### [REQUIREMENT]
Provide the data again in its entirety, exactly as given.

### [RECORDS FOR PROCESSING]
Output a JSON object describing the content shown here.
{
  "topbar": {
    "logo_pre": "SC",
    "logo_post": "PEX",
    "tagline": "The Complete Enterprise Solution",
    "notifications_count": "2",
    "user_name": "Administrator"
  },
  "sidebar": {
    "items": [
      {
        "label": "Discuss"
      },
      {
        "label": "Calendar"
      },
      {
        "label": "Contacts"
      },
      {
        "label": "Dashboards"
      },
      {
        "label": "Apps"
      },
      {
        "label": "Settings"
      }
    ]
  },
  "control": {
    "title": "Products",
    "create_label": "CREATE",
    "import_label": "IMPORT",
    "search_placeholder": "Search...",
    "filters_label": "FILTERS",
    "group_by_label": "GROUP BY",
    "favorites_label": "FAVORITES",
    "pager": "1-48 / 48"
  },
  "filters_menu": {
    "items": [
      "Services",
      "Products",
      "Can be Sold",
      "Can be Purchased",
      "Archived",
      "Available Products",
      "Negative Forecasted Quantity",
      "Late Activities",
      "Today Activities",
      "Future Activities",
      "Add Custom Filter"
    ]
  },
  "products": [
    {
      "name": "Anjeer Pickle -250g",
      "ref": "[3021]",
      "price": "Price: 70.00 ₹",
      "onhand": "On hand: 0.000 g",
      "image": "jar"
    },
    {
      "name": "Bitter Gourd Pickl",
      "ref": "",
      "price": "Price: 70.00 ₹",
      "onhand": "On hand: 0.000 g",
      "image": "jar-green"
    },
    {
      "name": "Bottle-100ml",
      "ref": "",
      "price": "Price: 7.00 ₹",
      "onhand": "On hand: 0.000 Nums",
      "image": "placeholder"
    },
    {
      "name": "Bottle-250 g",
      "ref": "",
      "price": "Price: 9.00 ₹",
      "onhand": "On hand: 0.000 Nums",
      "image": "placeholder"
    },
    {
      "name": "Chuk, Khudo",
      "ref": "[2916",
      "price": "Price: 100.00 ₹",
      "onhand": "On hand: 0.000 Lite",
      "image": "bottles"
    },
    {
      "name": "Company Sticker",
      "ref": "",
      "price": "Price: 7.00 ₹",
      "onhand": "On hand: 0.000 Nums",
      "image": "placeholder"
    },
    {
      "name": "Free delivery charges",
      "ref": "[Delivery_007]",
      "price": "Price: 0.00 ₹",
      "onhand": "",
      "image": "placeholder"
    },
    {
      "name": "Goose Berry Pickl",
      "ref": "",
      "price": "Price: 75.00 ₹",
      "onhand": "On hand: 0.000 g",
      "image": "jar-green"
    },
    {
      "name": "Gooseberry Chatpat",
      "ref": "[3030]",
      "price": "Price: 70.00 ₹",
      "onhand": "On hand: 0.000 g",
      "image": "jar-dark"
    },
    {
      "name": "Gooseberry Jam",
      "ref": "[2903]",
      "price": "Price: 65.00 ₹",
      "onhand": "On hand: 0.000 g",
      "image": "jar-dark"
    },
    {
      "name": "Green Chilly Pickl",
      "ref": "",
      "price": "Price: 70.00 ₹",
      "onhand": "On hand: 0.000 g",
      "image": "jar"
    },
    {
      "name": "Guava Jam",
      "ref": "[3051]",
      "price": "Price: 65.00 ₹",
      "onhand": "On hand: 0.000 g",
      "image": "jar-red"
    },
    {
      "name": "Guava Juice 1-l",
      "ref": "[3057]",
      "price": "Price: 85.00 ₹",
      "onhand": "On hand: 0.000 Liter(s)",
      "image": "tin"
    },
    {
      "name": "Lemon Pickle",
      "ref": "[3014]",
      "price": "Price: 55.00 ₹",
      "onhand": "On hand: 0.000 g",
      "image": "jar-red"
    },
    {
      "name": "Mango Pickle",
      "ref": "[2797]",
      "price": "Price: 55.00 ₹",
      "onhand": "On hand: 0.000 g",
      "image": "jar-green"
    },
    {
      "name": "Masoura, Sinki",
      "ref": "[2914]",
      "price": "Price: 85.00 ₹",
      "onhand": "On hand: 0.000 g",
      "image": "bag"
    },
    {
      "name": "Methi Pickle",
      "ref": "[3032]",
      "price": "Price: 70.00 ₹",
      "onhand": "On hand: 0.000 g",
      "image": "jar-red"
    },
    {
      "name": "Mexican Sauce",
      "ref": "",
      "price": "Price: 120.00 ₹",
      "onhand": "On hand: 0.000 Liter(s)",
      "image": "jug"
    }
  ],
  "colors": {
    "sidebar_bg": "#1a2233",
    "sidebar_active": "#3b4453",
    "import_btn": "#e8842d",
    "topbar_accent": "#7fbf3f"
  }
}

### [REPLY]
Output a JSON object describing the content shown here.
{
  "topbar": {
    "logo_pre": "SC",
    "logo_post": "PEX",
    "tagline": "The Complete Enterprise Solution",
    "notifications_count": "2",
    "user_name": "Administrator"
  },
  "sidebar": {
    "items": [
      {
        "label": "Discuss"
      },
      {
        "label": "Calendar"
      },
      {
        "label": "Contacts"
      },
      {
        "label": "Dashboards"
      },
      {
        "label": "Apps"
      },
      {
        "label": "Settings"
      }
    ]
  },
  "control": {
    "title": "Products",
    "create_label": "CREATE",
    "import_label": "IMPORT",
    "search_placeholder": "Search...",
    "filters_label": "FILTERS",
    "group_by_label": "GROUP BY",
    "favorites_label": "FAVORITES",
    "pager": "1-48 / 48"
  },
  "filters_menu": {
    "items": [
      "Services",
      "Products",
      "Can be Sold",
      "Can be Purchased",
      "Archived",
      "Available Products",
      "Negative Forecasted Quantity",
      "Late Activities",
      "Today Activities",
      "Future Activities",
      "Add Custom Filter"
    ]
  },
  "products": [
    {
      "name": "Anjeer Pickle -250g",
      "ref": "[3021]",
      "price": "Price: 70.00 ₹",
      "onhand": "On hand: 0.000 g",
      "image": "jar"
    },
    {
      "name": "Bitter Gourd Pickl",
      "ref": "",
      "price": "Price: 70.00 ₹",
      "onhand": "On hand: 0.000 g",
      "image": "jar-green"
    },
    {
      "name": "Bottle-100ml",
      "ref": "",
      "price": "Price: 7.00 ₹",
      "onhand": "On hand: 0.000 Nums",
      "image": "placeholder"
    },
    {
      "name": "Bottle-250 g",
      "ref": "",
      "price": "Price: 9.00 ₹",
      "onhand": "On hand: 0.000 Nums",
      "image": "placeholder"
    },
    {
      "name": "Chuk, Khudo",
      "ref": "[2916",
      "price": "Price: 100.00 ₹",
      "onhand": "On hand: 0.000 Lite",
      "image": "bottles"
    },
    {
      "name": "Company Sticker",
      "ref": "",
      "price": "Price: 7.00 ₹",
      "onhand": "On hand: 0.000 Nums",
      "image": "placeholder"
    },
    {
      "name": "Free delivery charges",
      "ref": "[Delivery_007]",
      "price": "Price: 0.00 ₹",
      "onhand": "",
      "image": "placeholder"
    },
    {
      "name": "Goose Berry Pickl",
      "ref": "",
      "price": "Price: 75.00 ₹",
      "onhand": "On hand: 0.000 g",
      "image": "jar-green"
    },
    {
      "name": "Gooseberry Chatpat",
      "ref": "[3030]",
      "price": "Price: 70.00 ₹",
      "onhand": "On hand: 0.000 g",
      "image": "jar-dark"
    },
    {
      "name": "Gooseberry Jam",
      "ref": "[2903]",
      "price": "Price: 65.00 ₹",
      "onhand": "On hand: 0.000 g",
      "image": "jar-dark"
    },
    {
      "name": "Green Chilly Pickl",
      "ref": "",
      "price": "Price: 70.00 ₹",
      "onhand": "On hand: 0.000 g",
      "image": "jar"
    },
    {
      "name": "Guava Jam",
      "ref": "[3051]",
      "price": "Price: 65.00 ₹",
      "onhand": "On hand: 0.000 g",
      "image": "jar-red"
    },
    {
      "name": "Guava Juice 1-l",
      "ref": "[3057]",
      "price": "Price: 85.00 ₹",
      "onhand": "On hand: 0.000 Liter(s)",
      "image": "tin"
    },
    {
      "name": "Lemon Pickle",
      "ref": "[3014]",
      "price": "Price: 55.00 ₹",
      "onhand": "On hand: 0.000 g",
      "image": "jar-red"
    },
    {
      "name": "Mango Pickle",
      "ref": "[2797]",
      "price": "Price: 55.00 ₹",
      "onhand": "On hand: 0.000 g",
      "image": "jar-green"
    },
    {
      "name": "Masoura, Sinki",
      "ref": "[2914]",
      "price": "Price: 85.00 ₹",
      "onhand": "On hand: 0.000 g",
      "image": "bag"
    },
    {
      "name": "Methi Pickle",
      "ref": "[3032]",
      "price": "Price: 70.00 ₹",
      "onhand": "On hand: 0.000 g",
      "image": "jar-red"
    },
    {
      "name": "Mexican Sauce",
      "ref": "",
      "price": "Price: 120.00 ₹",
      "onhand": "On hand: 0.000 Liter(s)",
      "image": "jug"
    }
  ],
  "colors": {
    "sidebar_bg": "#1a2233",
    "sidebar_active": "#3b4453",
    "import_btn": "#e8842d",
    "topbar_accent": "#7fbf3f"
  }
}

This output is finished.